Aim.
Your answer should be a single number: the count of lines that hold the word "加强现场检查".

[Records]
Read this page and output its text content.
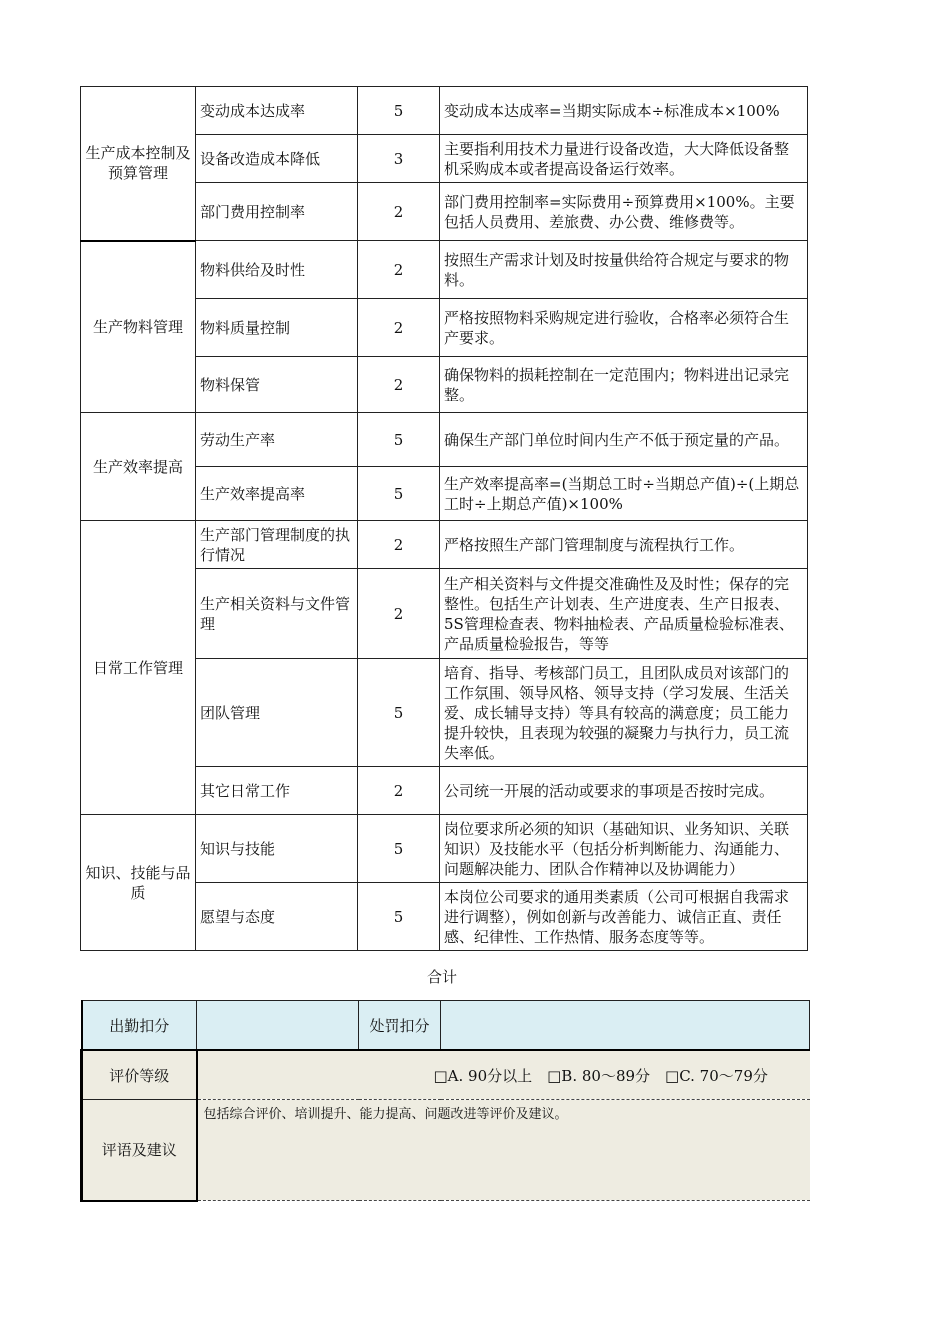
生产成本控制及预算管理	变动成本达成率	5	变动成本达成率=当期实际成本÷标准成本×100%
	设备改造成本降低	3	主要指利用技术力量进行设备改造，大大降低设备整机采购成本或者提高设备运行效率。
	部门费用控制率	2	部门费用控制率=实际费用÷预算费用×100%。主要包括人员费用、差旅费、办公费、维修费等。
生产物料管理	物料供给及时性	2	按照生产需求计划及时按量供给符合规定与要求的物料。
	物料质量控制	2	严格按照物料采购规定进行验收，合格率必须符合生产要求。
	物料保管	2	确保物料的损耗控制在一定范围内；物料进出记录完整。
生产效率提高	劳动生产率	5	确保生产部门单位时间内生产不低于预定量的产品。
	生产效率提高率	5	生产效率提高率=(当期总工时÷当期总产值)÷(上期总工时÷上期总产值)×100%
日常工作管理	生产部门管理制度的执行情况	2	严格按照生产部门管理制度与流程执行工作。
	生产相关资料与文件管理	2	生产相关资料与文件提交准确性及及时性；保存的完整性。包括生产计划表、生产进度表、生产日报表、5S管理检查表、物料抽检表、产品质量检验标准表、产品质量检验报告，等等
	团队管理	5	培育、指导、考核部门员工，且团队成员对该部门的工作氛围、领导风格、领导支持（学习发展、生活关爱、成长辅导支持）等具有较高的满意度；员工能力提升较快，且表现为较强的凝聚力与执行力，员工流失率低。
	其它日常工作	2	公司统一开展的活动或要求的事项是否按时完成。
知识、技能与品质	知识与技能	5	岗位要求所必须的知识（基础知识、业务知识、关联知识）及技能水平（包括分析判断能力、沟通能力、问题解决能力、团队合作精神以及协调能力）
	愿望与态度	5	本岗位公司要求的通用类素质（公司可根据自我需求进行调整），例如创新与改善能力、诚信正直、责任感、纪律性、工作热情、服务态度等等。
合计
出勤扣分		处罚扣分	
评价等级	□A. 90分以上　□B. 80～89分　□C. 70～79分		
评语及建议	包括综合评价、培训提升、能力提高、问题改进等评价及建议。		
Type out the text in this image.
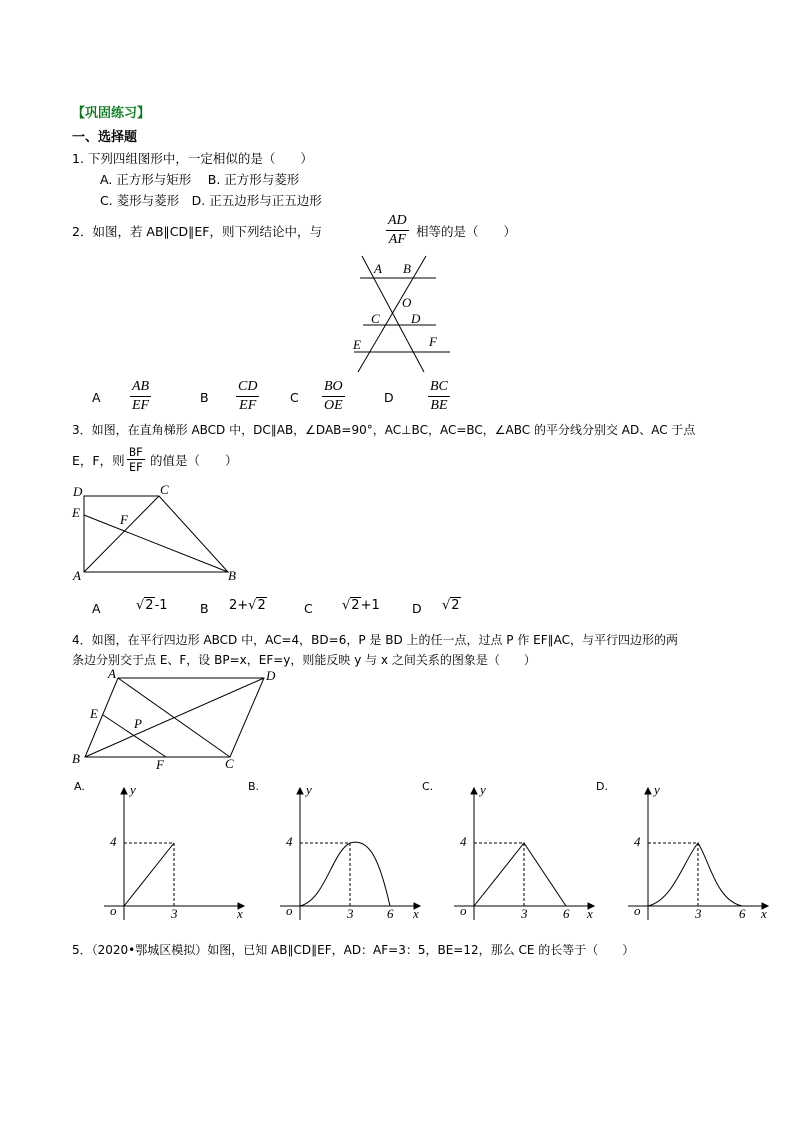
【巩固练习】
一、选择题
1. 下列四组图形中，一定相似的是（　　）
A. 正方形与矩形　 B. 正方形与菱形
C. 菱形与菱形　D. 正五边形与正五边形
2．如图，若 AB∥CD∥EF，则下列结论中，与	$\frac{AD}{AF}$ 相等的是（　　）
A B
O
C D
E	F
A $\frac{AB}{EF}$	B $\frac{CD}{EF}$ C $\frac{BO}{OE}$	D $\frac{BC}{BE}$
3．如图，在直角梯形 ABCD 中，DC∥AB，∠DAB=90°，AC⊥BC，AC=BC，∠ABC 的平分线分别交 AD、AC 于点
E，F，则 $\frac{BF}{EF}$ 的值是（　　）
D	C
E	F
A	B
A	√2-1	B 2+√2	C √2+1	D √2
4．如图，在平行四边形 ABCD 中，AC=4，BD=6，P 是 BD 上的任一点，过点 P 作 EF∥AC，与平行四边形的两
条边分别交于点 E、F，设 BP=x，EF=y，则能反映 y 与 x 之间关系的图象是（　　）
A	D
E
P
B	F	C
A.	y
x
o
4
3
B.	y
x
o
4
3	6
C.	y
x
o
4
3	6
D.	y
x
o
4
3	6
5．（2020•鄂城区模拟）如图，已知 AB∥CD∥EF，AD：AF=3：5，BE=12，那么 CE 的长等于（　　）
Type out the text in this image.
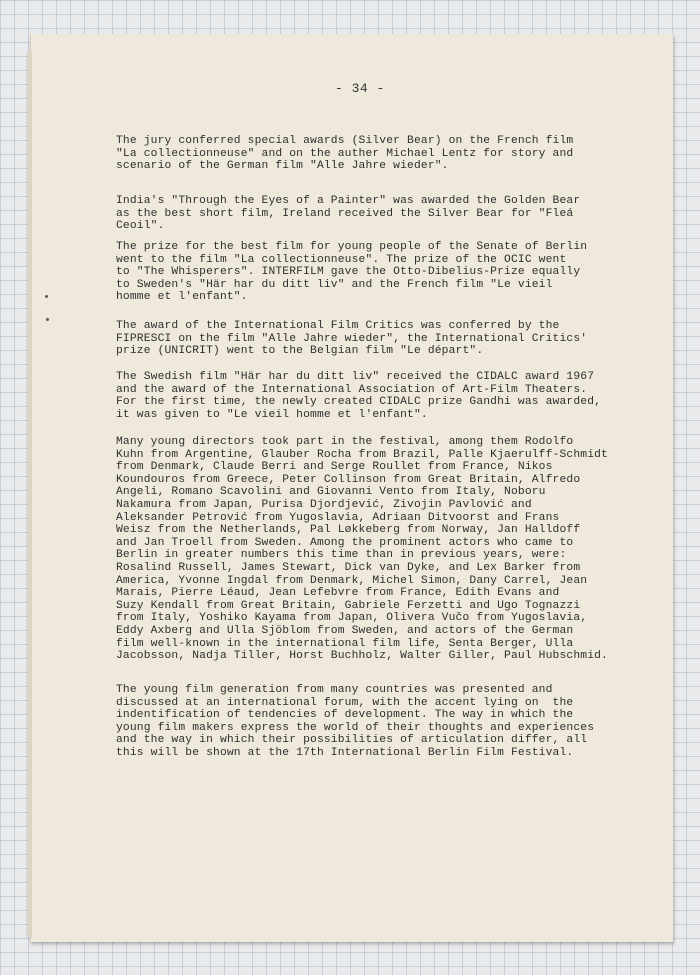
- 34 -

The jury conferred special awards (Silver Bear) on the French film
"La collectionneuse" and on the auther Michael Lentz for story and
scenario of the German film "Alle Jahre wieder".

India's "Through the Eyes of a Painter" was awarded the Golden Bear
as the best short film, Ireland received the Silver Bear for "Fleá
Ceoil".

The prize for the best film for young people of the Senate of Berlin
went to the film "La collectionneuse". The prize of the OCIC went
to "The Whisperers". INTERFILM gave the Otto-Dibelius-Prize equally
to Sweden's "Här har du ditt liv" and the French film "Le vieil
homme et l'enfant".

The award of the International Film Critics was conferred by the
FIPRESCI on the film "Alle Jahre wieder", the International Critics'
prize (UNICRIT) went to the Belgian film "Le départ".

The Swedish film "Här har du ditt liv" received the CIDALC award 1967
and the award of the International Association of Art-Film Theaters.
For the first time, the newly created CIDALC prize Gandhi was awarded,
it was given to "Le vieil homme et l'enfant".

Many young directors took part in the festival, among them Rodolfo
Kuhn from Argentine, Glauber Rocha from Brazil, Palle Kjaerulff-Schmidt
from Denmark, Claude Berri and Serge Roullet from France, Nikos
Koundouros from Greece, Peter Collinson from Great Britain, Alfredo
Angeli, Romano Scavolini and Giovanni Vento from Italy, Noboru
Nakamura from Japan, Purisa Djordjević, Zivojin Pavlović and
Aleksander Petrović from Yugoslavia, Adriaan Ditvoorst and Frans
Weisz from the Netherlands, Pal Løkkeberg from Norway, Jan Halldoff
and Jan Troell from Sweden. Among the prominent actors who came to
Berlin in greater numbers this time than in previous years, were:
Rosalind Russell, James Stewart, Dick van Dyke, and Lex Barker from
America, Yvonne Ingdal from Denmark, Michel Simon, Dany Carrel, Jean
Marais, Pierre Léaud, Jean Lefebvre from France, Edith Evans and
Suzy Kendall from Great Britain, Gabriele Ferzetti and Ugo Tognazzi
from Italy, Yoshiko Kayama from Japan, Olivera Vučo from Yugoslavia,
Eddy Axberg and Ulla Sjöblom from Sweden, and actors of the German
film well-known in the international film life, Senta Berger, Ulla
Jacobsson, Nadja Tiller, Horst Buchholz, Walter Giller, Paul Hubschmid.

The young film generation from many countries was presented and
discussed at an international forum, with the accent lying on  the
indentification of tendencies of development. The way in which the
young film makers express the world of their thoughts and experiences
and the way in which their possibilities of articulation differ, all
this will be shown at the 17th International Berlin Film Festival.
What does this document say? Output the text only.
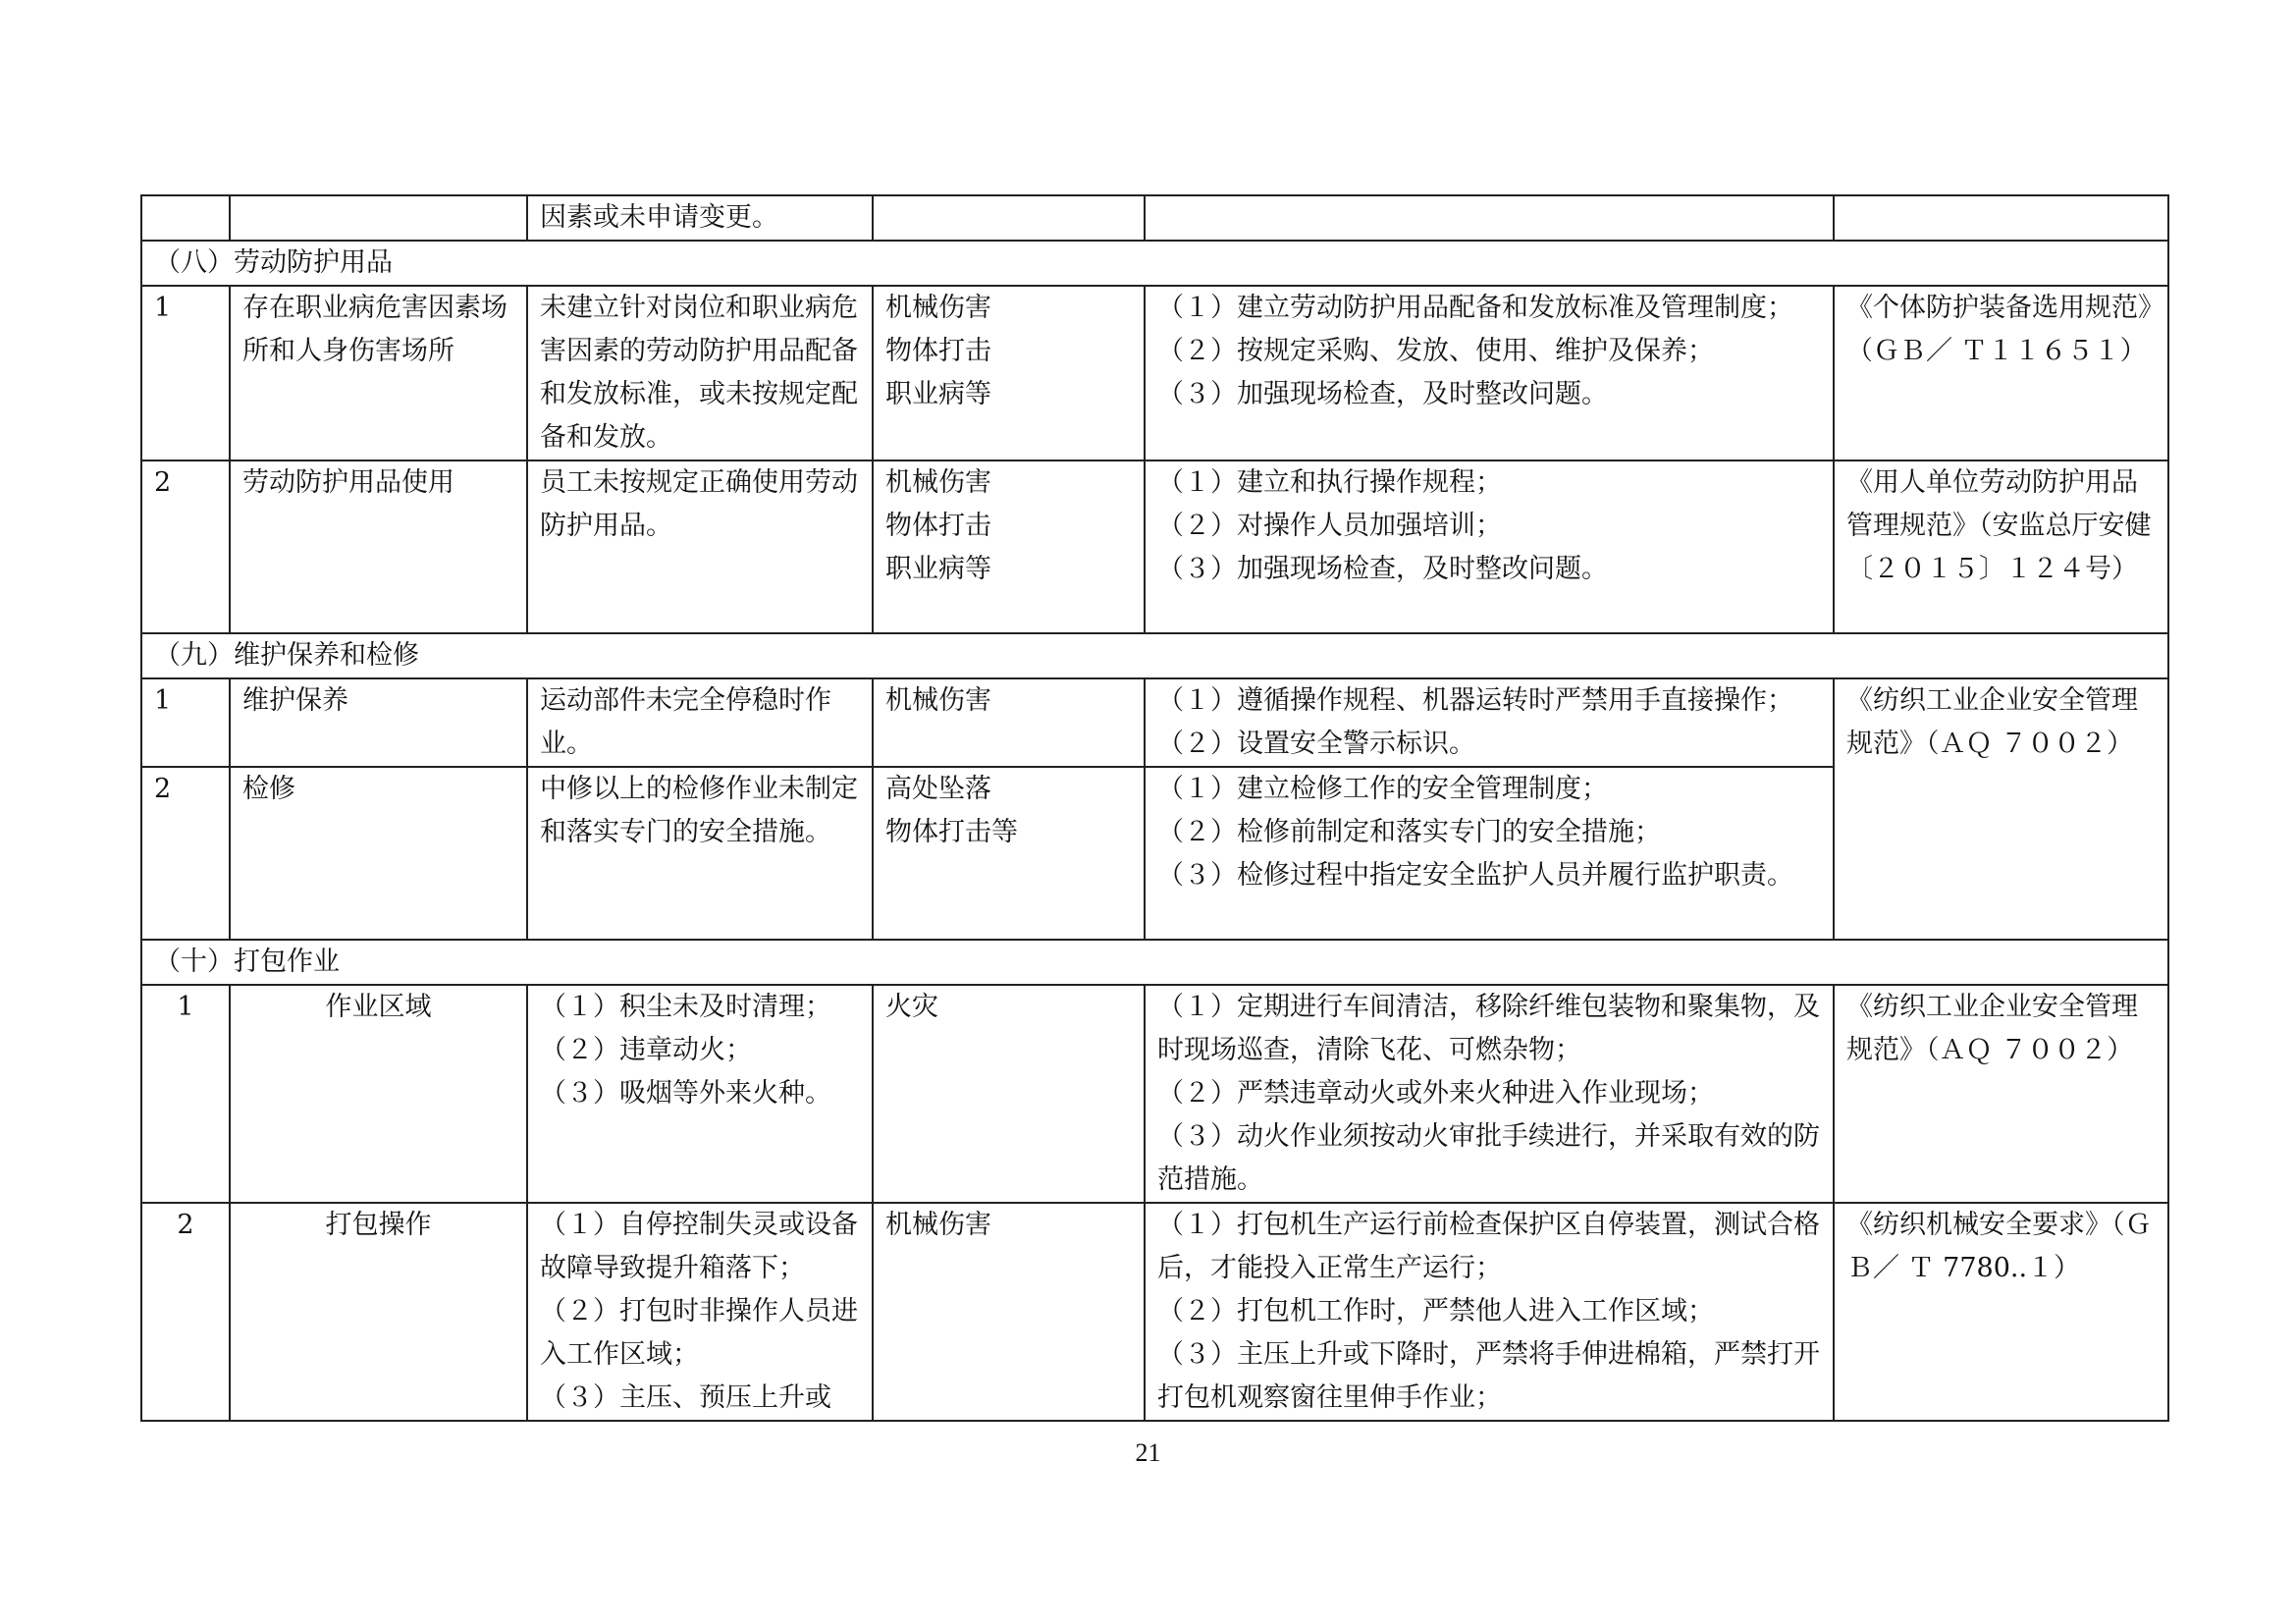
		因素或未申请变更。			
（八）劳动防护用品					
1	存在职业病危害因素场 所和人身伤害场所	未建立针对岗位和职业病危害因素的劳动防护用品配备和发放标准，或未按规定配备和发放。	机械伤害
物体打击
职业病等	（１）建立劳动防护用品配备和发放标准及管理制度；
（２）按规定采购、发放、使用、维护及保养；
（３）加强现场检查，及时整改问题。	《个体防护装备选用规范》（ＧＢ／ Ｔ１１６５１）
2	劳动防护用品使用	员工未按规定正确使用劳动防护用品。	机械伤害
物体打击
职业病等	（１）建立和执行操作规程；
（２）对操作人员加强培训；
（３）加强现场检查，及时整改问题。	《用人单位劳动防护用品管理规范》（安监总厅安健〔２０１５〕１２４号）
（九）维护保养和检修					
1	维护保养	运动部件未完全停稳时作业。	机械伤害	（１）遵循操作规程、机器运转时严禁用手直接操作；
（２）设置安全警示标识。	《纺织工业企业安全管理规范》（ＡＱ ７００２）
2	检修	中修以上的检修作业未制定和落实专门的安全措施。	高处坠落
物体打击等	（１）建立检修工作的安全管理制度；
（２）检修前制定和落实专门的安全措施；
（３）检修过程中指定安全监护人员并履行监护职责。	

（十）打包作业					
1	作业区域	（１）积尘未及时清理；
（２）违章动火；
（３）吸烟等外来火种。	火灾	（１）定期进行车间清洁，移除纤维包装物和聚集物，及时现场巡查，清除飞花、可燃杂物；
（２）严禁违章动火或外来火种进入作业现场；
（３）动火作业须按动火审批手续进行，并采取有效的防范措施。	《纺织工业企业安全管理规范》（ＡＱ ７００２）
2	打包操作	（１）自停控制失灵或设备故障导致提升箱落下；
（２）打包时非操作人员进入工作区域；
（３）主压、预压上升或	机械伤害	（１）打包机生产运行前检查保护区自停装置，测试合格后，才能投入正常生产运行；
（２）打包机工作时，严禁他人进入工作区域；
（３）主压上升或下降时，严禁将手伸进棉箱，严禁打开打包机观察窗往里伸手作业；	《纺织机械安全要求》（ＧＢ／ Ｔ 7780..１）
21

Full answer.
2